### Task requirements
Reproduce every line of the listing below word for word, leaving out any pictures.

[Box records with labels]
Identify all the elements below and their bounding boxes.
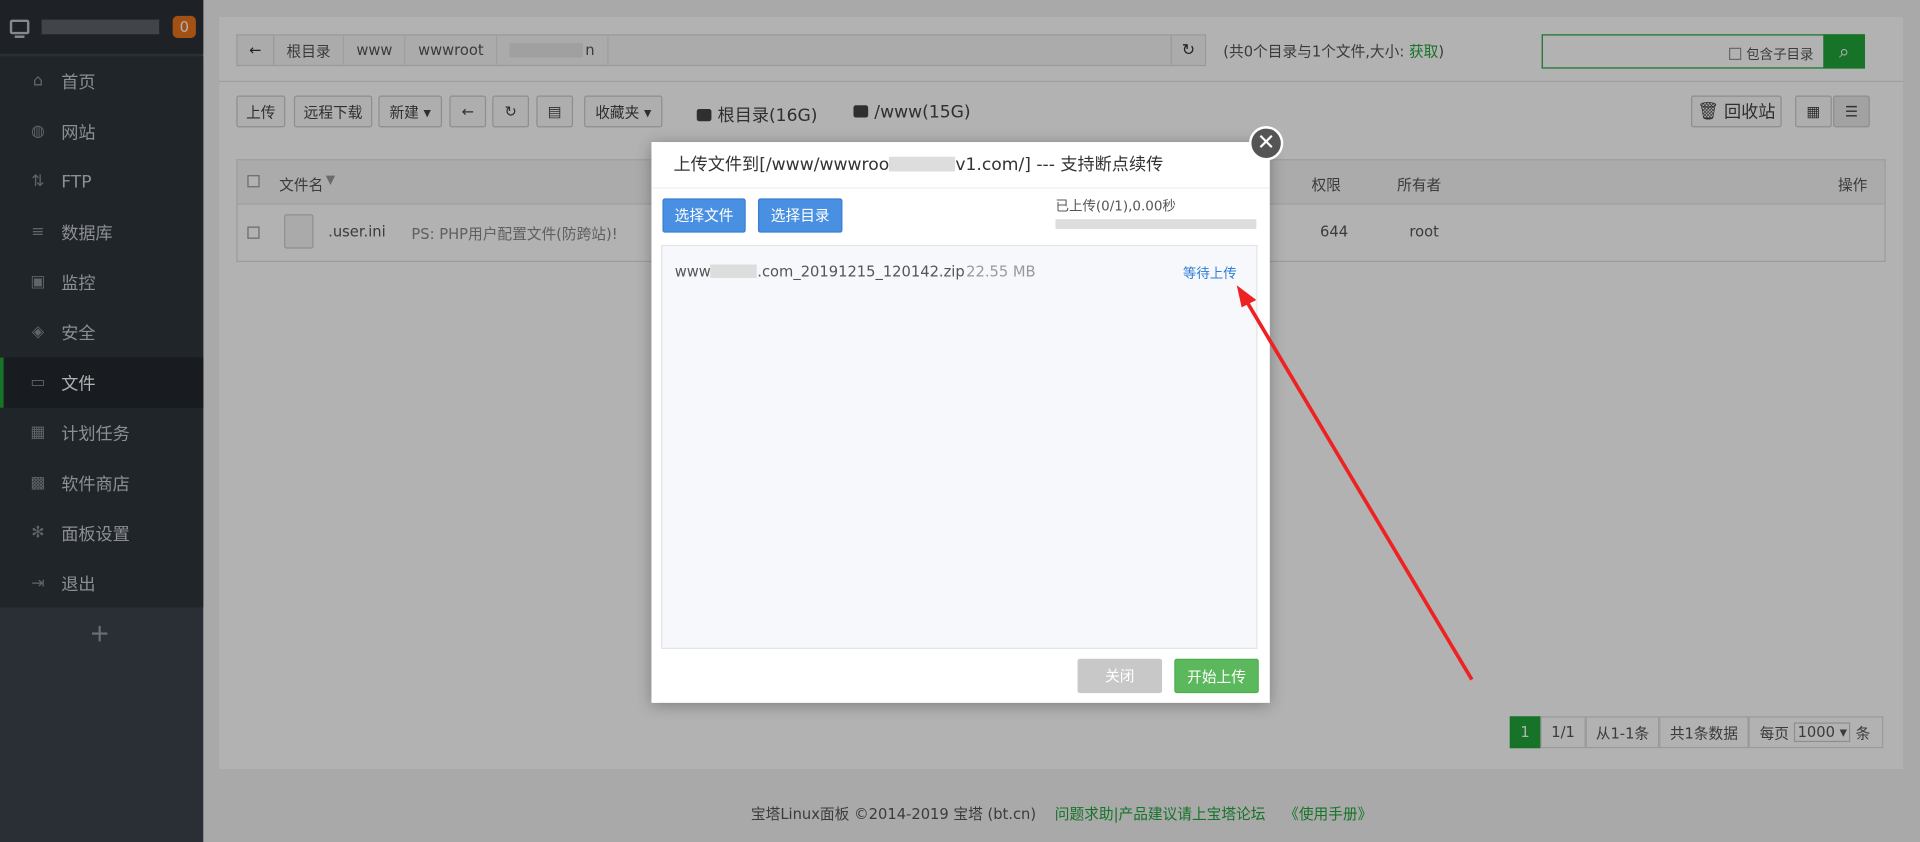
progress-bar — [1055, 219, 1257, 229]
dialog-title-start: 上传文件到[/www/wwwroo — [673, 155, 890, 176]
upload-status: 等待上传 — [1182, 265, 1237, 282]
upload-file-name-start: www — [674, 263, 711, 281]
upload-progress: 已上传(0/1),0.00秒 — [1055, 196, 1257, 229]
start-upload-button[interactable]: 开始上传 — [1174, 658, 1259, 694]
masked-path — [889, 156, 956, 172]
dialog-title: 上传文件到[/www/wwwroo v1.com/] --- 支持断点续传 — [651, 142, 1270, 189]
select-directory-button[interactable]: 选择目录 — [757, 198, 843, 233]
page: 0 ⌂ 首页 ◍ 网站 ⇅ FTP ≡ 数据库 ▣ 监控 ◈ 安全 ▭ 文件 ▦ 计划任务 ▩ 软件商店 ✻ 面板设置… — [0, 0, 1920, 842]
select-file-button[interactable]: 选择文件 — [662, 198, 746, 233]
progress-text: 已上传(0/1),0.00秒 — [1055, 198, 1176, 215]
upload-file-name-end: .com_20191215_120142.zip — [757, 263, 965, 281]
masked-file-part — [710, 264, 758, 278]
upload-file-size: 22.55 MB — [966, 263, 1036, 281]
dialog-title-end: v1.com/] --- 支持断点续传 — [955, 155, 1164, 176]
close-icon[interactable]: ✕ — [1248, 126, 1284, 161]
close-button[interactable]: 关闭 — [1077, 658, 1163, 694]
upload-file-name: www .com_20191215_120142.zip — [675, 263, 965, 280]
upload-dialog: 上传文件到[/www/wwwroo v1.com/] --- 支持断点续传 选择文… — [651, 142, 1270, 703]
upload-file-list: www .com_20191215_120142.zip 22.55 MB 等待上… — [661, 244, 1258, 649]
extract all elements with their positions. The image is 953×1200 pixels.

### Exercise output
Identify all the elements below and their bounding boxes.
progress-bar — [1055, 219, 1257, 229]
dialog-title-start: 上传文件到[/www/wwwroo — [673, 155, 890, 176]
upload-status: 等待上传 — [1182, 265, 1237, 282]
upload-file-name-start: www — [674, 263, 711, 281]
upload-progress: 已上传(0/1),0.00秒 — [1055, 196, 1257, 229]
start-upload-button[interactable]: 开始上传 — [1174, 658, 1259, 694]
masked-path — [889, 156, 956, 172]
dialog-title: 上传文件到[/www/wwwroo v1.com/] --- 支持断点续传 — [651, 142, 1270, 189]
select-directory-button[interactable]: 选择目录 — [757, 198, 843, 233]
page: 0 ⌂ 首页 ◍ 网站 ⇅ FTP ≡ 数据库 ▣ 监控 ◈ 安全 ▭ 文件 ▦ 计划任务 ▩ 软件商店 ✻ 面板设置… — [0, 0, 1920, 842]
select-file-button[interactable]: 选择文件 — [662, 198, 746, 233]
progress-text: 已上传(0/1),0.00秒 — [1055, 198, 1176, 215]
upload-file-name-end: .com_20191215_120142.zip — [757, 263, 965, 281]
masked-file-part — [710, 264, 758, 278]
upload-file-size: 22.55 MB — [966, 263, 1036, 281]
dialog-title-end: v1.com/] --- 支持断点续传 — [955, 155, 1164, 176]
close-icon[interactable]: ✕ — [1248, 126, 1284, 161]
close-button[interactable]: 关闭 — [1077, 658, 1163, 694]
upload-file-name: www .com_20191215_120142.zip — [675, 263, 965, 280]
upload-dialog: 上传文件到[/www/wwwroo v1.com/] --- 支持断点续传 选择文… — [651, 142, 1270, 703]
upload-file-list: www .com_20191215_120142.zip 22.55 MB 等待上… — [661, 244, 1258, 649]
extract all elements with their positions. The image is 953×1200 pixels.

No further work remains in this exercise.